Dataset entries:
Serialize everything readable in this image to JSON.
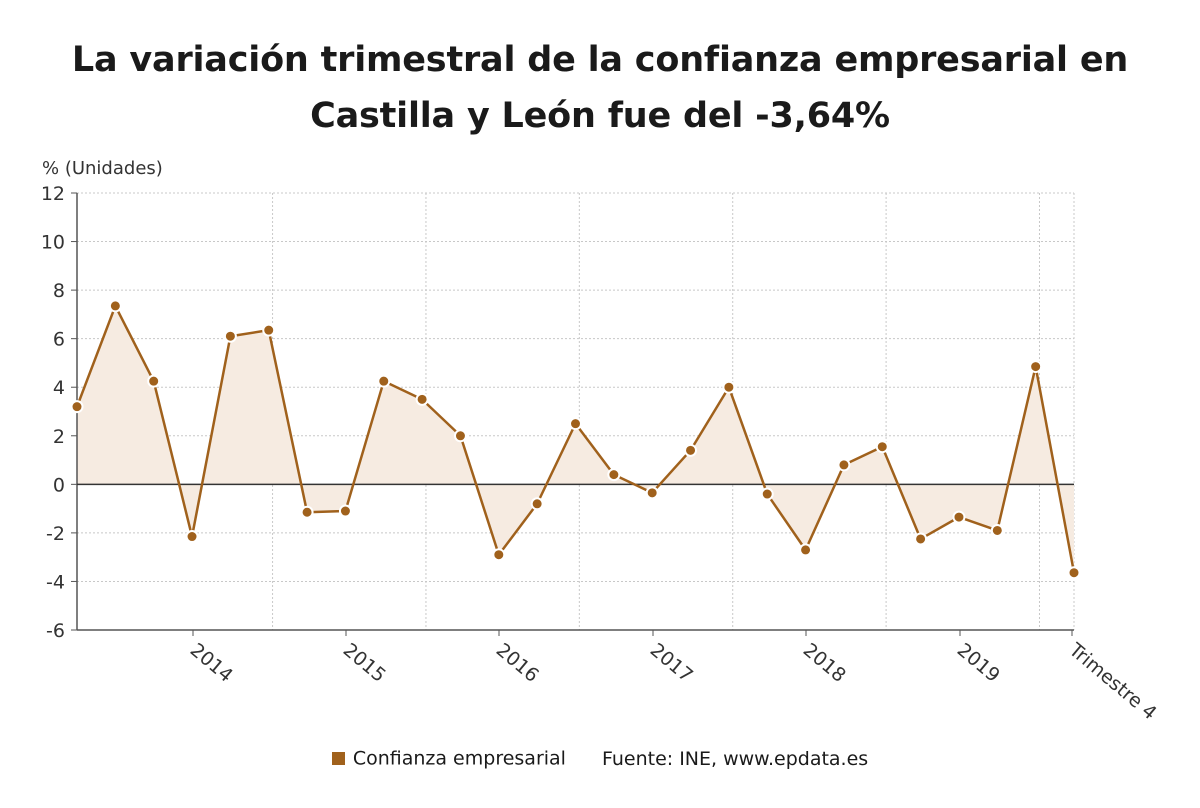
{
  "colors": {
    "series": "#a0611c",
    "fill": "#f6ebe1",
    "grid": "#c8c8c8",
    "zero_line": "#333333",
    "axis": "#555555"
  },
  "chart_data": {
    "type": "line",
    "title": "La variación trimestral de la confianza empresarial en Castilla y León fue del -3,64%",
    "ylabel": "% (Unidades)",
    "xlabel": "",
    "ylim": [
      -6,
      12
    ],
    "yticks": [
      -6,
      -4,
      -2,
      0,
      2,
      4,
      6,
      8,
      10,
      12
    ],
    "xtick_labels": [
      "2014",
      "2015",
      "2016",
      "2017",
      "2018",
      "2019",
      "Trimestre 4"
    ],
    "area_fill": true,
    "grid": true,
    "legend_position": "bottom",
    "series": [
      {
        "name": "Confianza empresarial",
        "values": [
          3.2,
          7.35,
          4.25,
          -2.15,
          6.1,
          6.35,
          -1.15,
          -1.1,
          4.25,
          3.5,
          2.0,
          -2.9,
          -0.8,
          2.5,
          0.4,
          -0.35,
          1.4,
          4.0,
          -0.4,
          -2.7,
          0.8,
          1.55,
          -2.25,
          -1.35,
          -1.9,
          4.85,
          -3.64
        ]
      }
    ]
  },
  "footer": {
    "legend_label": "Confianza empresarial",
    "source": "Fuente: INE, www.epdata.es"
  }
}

What needs to be done: Extract the entries in full, exactly as they are, minus the pictures.

Full solution:
Serialize everything readable in this image to JSON.
{
  "colors": {
    "series": "#a0611c",
    "fill": "#f6ebe1",
    "grid": "#c8c8c8",
    "zero_line": "#333333",
    "axis": "#555555"
  },
  "chart_data": {
    "type": "line",
    "title": "La variación trimestral de la confianza empresarial en Castilla y León fue del -3,64%",
    "ylabel": "% (Unidades)",
    "xlabel": "",
    "ylim": [
      -6,
      12
    ],
    "yticks": [
      -6,
      -4,
      -2,
      0,
      2,
      4,
      6,
      8,
      10,
      12
    ],
    "xtick_labels": [
      "2014",
      "2015",
      "2016",
      "2017",
      "2018",
      "2019",
      "Trimestre 4"
    ],
    "area_fill": true,
    "grid": true,
    "legend_position": "bottom",
    "series": [
      {
        "name": "Confianza empresarial",
        "values": [
          3.2,
          7.35,
          4.25,
          -2.15,
          6.1,
          6.35,
          -1.15,
          -1.1,
          4.25,
          3.5,
          2.0,
          -2.9,
          -0.8,
          2.5,
          0.4,
          -0.35,
          1.4,
          4.0,
          -0.4,
          -2.7,
          0.8,
          1.55,
          -2.25,
          -1.35,
          -1.9,
          4.85,
          -3.64
        ]
      }
    ]
  },
  "footer": {
    "legend_label": "Confianza empresarial",
    "source": "Fuente: INE, www.epdata.es"
  }
}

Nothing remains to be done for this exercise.